Pain Management and Aesthetic (Cosmetic) Surgery

New
York, NY (January 15, 2003) — Ask any surgeon
what single question patients most often
ask prior to undergoing a surgical procedure,
and chances are it's "How much will
it hurt?" Many aesthetic (cosmetic)
surgical procedures cause little or no postoperative
pain; but a few can produce short-term acute
discomfort. Doctors want every surgery to
be as painless as possible, and pain management
is now recognized as a vital part of the
surgical experience.

"Pain management is one of the most
important aspects of patient care,"
says plastic surgeon Laurie Casas, MD, who
chairs the Communications Commission of
the American Society for Aesthetic
Plastic Surgery (ASAPS)
. "One
very important issue doctors face is how
to take away the pain without causing negative
side-effects."

In a recent issue of Aesthetic Surgery
Journal, ASAPS' peer-reviewed
clinical journal, Dr. Casas and plastic
surgeon Mark Jewell, MD, outline guidelines
for addressing pain management after ambulatory
cosmetic plastic surgery. Drs. Casas and
Jewell emphasize the importance of educating
patients about what to expect following
surgery and about monitoring patient comfort
throughout the immediate postoperative period.



Major advances in pain management techniques,
and an evolution in products, now provide
significant relief to cosmetic surgery patients
and give surgeons a greater variety of options
for patient care:

  • Controlled and continuous infusion of
    local anesthesia to the surgical site with
    the use of Pain Pumps offers pain control
    for up to three days. Dr. Casas say that
    this protocol, in use since 2001, has been
    found to dramatically decrease postoperative
    pain and the reliance on narcotics.

Data excerpts:
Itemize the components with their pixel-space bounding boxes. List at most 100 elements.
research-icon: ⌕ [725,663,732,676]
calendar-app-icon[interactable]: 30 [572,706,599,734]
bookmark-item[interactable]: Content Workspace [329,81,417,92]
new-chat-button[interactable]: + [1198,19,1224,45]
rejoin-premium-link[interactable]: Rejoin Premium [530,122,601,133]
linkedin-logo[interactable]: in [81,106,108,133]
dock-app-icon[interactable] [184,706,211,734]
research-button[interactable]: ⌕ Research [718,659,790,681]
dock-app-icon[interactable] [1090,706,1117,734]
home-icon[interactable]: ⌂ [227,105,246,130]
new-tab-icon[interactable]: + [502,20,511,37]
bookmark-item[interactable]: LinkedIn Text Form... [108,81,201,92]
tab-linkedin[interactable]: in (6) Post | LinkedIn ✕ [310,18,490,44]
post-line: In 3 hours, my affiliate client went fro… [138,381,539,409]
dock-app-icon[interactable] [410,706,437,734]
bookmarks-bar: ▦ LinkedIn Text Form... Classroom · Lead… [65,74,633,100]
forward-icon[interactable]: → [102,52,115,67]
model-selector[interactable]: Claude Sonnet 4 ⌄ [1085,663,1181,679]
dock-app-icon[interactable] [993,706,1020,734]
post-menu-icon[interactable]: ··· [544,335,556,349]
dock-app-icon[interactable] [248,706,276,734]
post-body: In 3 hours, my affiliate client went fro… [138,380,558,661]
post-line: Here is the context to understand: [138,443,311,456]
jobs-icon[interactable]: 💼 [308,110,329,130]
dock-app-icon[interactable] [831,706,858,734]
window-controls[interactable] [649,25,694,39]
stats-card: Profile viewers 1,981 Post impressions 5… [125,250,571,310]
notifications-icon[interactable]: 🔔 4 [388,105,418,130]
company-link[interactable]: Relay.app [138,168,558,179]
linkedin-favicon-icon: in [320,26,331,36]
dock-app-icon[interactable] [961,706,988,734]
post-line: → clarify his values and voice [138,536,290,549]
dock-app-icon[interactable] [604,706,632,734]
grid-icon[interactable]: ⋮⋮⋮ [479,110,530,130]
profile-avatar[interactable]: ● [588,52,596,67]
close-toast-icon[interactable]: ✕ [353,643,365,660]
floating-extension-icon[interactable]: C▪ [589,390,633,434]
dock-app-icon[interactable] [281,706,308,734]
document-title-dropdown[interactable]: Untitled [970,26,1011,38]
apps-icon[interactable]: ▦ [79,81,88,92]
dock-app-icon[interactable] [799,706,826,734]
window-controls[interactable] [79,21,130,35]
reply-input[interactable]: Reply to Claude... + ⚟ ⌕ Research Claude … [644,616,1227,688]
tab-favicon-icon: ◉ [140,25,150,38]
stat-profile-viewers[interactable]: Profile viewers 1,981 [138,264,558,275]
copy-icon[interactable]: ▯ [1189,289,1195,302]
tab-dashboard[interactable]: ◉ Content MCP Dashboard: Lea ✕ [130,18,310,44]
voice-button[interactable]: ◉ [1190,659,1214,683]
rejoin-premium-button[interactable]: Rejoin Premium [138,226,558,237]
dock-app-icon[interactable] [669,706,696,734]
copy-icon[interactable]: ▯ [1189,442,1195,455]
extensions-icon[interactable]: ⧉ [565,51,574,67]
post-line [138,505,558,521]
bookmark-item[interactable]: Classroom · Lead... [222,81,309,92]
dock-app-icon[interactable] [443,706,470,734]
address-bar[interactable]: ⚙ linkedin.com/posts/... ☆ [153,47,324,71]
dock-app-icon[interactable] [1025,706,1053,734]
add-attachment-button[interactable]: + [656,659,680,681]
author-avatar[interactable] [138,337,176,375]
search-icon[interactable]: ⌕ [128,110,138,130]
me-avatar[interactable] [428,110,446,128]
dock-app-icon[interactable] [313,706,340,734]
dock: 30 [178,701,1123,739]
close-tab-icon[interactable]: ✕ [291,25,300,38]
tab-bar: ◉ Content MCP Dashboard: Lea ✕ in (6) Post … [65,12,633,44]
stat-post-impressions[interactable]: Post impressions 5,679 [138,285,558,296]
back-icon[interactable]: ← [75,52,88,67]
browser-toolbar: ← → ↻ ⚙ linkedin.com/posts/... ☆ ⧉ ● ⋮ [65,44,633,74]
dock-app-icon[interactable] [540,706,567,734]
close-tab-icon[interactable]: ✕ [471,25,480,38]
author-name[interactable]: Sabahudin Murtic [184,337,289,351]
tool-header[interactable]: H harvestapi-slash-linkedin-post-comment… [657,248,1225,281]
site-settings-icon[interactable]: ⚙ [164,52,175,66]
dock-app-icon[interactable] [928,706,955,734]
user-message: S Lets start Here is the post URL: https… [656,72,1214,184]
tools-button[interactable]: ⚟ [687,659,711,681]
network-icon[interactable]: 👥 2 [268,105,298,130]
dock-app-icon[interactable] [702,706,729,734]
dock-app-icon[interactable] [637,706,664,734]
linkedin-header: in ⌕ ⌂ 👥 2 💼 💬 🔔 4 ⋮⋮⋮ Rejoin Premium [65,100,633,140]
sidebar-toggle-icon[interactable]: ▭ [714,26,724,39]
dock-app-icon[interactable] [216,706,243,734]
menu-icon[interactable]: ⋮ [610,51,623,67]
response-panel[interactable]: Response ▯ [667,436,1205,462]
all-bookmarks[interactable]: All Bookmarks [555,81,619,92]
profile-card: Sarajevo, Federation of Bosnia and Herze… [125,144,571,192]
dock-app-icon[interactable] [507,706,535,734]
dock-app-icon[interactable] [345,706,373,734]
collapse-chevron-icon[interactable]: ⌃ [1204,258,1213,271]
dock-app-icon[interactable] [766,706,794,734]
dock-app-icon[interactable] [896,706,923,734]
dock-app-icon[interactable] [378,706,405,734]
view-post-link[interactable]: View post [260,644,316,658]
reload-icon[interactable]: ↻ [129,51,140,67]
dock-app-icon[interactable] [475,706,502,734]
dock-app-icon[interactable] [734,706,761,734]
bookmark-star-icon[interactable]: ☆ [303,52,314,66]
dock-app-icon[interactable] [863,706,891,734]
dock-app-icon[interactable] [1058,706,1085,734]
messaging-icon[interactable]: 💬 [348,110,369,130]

Task A: Print the passage of the pain management press release from "Pain Management and" to "Many aesthetic (cosmetic)", keeping every word unchanged.
Task B: Write what follows the last sentence of the press release on pain management after cosmetic surgery.

Task output A:
Pain Management and Aesthetic (Cosmetic) Surgery

New
York, NY (January 15, 2003) — Ask any surgeon
what single question patients most often
ask prior to undergoing a surgical procedure,
and chances are it's "How much will
it hurt?" Many aesthetic (cosmetic)

Task output B:
  • For regional pain management in procedures
    such as breast augmentation and abdominoplasty,
    large area local anesthesia (LALA) is very
    effective. This protocol has been successfully
    used by doctors for over 70 years, and has
    been modified over time for increased efficacy.
  • Cox-2 inhibitors, such as Celebrex and
    Vioxx, can be used before and after surgery.
    Cox-2 inhibitors control systemic pain without
    causing bleeding (a common side-effect of
    ibuprofen, aspirin and naproxen).
  • Oral opioid combinations, such as acetaminophen
    and codeine, for immediate postoperative
    pain control are still utilized. However,
    these are known to have certain negative
    side effects.

"Sometimes the side-effects from a
pain management protocol are worse

than the pain from the surgery," says
Dr. Casas. "All doctors strive to give
their patients the best outcome with the
least amount of pain possible."

In the long run most patients focus on
the positive outcome of the surgery, not
any discomfort involved. Dr. Casas notes
that she regularly hears her patients tell
prospective patients how pleased they are
with their decision to have surgery, that
there was not much pain, and they only regret
they didn't do it sooner. "Effective
pain management contributes greatly to overall
patient satisfaction with cosmetic surgery,"
says Dr. Casas. "As patient advocates,
plastic surgeons see it as intrinsic to
the surgical experience."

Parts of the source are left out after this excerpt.